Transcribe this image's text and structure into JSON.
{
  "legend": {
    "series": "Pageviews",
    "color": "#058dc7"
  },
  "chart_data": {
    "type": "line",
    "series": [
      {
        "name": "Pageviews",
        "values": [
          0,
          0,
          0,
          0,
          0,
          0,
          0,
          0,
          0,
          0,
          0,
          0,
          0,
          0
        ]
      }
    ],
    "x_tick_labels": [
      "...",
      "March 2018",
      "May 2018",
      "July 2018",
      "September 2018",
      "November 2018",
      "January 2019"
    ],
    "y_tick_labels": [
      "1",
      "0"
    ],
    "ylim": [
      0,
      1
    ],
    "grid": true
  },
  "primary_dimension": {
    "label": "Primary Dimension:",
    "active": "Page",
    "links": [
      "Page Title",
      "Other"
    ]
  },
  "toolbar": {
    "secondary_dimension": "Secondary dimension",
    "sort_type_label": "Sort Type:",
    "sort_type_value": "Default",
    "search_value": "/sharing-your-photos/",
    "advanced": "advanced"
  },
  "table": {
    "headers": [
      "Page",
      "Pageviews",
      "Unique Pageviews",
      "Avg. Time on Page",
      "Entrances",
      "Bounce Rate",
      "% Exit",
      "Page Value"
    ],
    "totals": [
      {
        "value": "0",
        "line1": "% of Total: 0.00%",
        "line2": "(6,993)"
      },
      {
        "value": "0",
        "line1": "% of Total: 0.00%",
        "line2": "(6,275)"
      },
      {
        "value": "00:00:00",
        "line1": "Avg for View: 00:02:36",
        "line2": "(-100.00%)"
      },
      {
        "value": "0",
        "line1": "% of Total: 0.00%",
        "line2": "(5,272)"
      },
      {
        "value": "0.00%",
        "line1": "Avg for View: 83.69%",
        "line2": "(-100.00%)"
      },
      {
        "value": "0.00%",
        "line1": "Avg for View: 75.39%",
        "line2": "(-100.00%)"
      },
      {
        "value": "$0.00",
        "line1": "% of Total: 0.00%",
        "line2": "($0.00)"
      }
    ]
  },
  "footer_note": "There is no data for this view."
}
+---+
# YOUR OBJECTIVE:
Give an exact copy of all the data shown above.

# OUTPUT OF THE EXERCISE:
Transcribe this image's text and structure into JSON.
{
  "legend": {
    "series": "Pageviews",
    "color": "#058dc7"
  },
  "chart_data": {
    "type": "line",
    "series": [
      {
        "name": "Pageviews",
        "values": [
          0,
          0,
          0,
          0,
          0,
          0,
          0,
          0,
          0,
          0,
          0,
          0,
          0,
          0
        ]
      }
    ],
    "x_tick_labels": [
      "...",
      "March 2018",
      "May 2018",
      "July 2018",
      "September 2018",
      "November 2018",
      "January 2019"
    ],
    "y_tick_labels": [
      "1",
      "0"
    ],
    "ylim": [
      0,
      1
    ],
    "grid": true
  },
  "primary_dimension": {
    "label": "Primary Dimension:",
    "active": "Page",
    "links": [
      "Page Title",
      "Other"
    ]
  },
  "toolbar": {
    "secondary_dimension": "Secondary dimension",
    "sort_type_label": "Sort Type:",
    "sort_type_value": "Default",
    "search_value": "/sharing-your-photos/",
    "advanced": "advanced"
  },
  "table": {
    "headers": [
      "Page",
      "Pageviews",
      "Unique Pageviews",
      "Avg. Time on Page",
      "Entrances",
      "Bounce Rate",
      "% Exit",
      "Page Value"
    ],
    "totals": [
      {
        "value": "0",
        "line1": "% of Total: 0.00%",
        "line2": "(6,993)"
      },
      {
        "value": "0",
        "line1": "% of Total: 0.00%",
        "line2": "(6,275)"
      },
      {
        "value": "00:00:00",
        "line1": "Avg for View: 00:02:36",
        "line2": "(-100.00%)"
      },
      {
        "value": "0",
        "line1": "% of Total: 0.00%",
        "line2": "(5,272)"
      },
      {
        "value": "0.00%",
        "line1": "Avg for View: 83.69%",
        "line2": "(-100.00%)"
      },
      {
        "value": "0.00%",
        "line1": "Avg for View: 75.39%",
        "line2": "(-100.00%)"
      },
      {
        "value": "$0.00",
        "line1": "% of Total: 0.00%",
        "line2": "($0.00)"
      }
    ]
  },
  "footer_note": "There is no data for this view."
}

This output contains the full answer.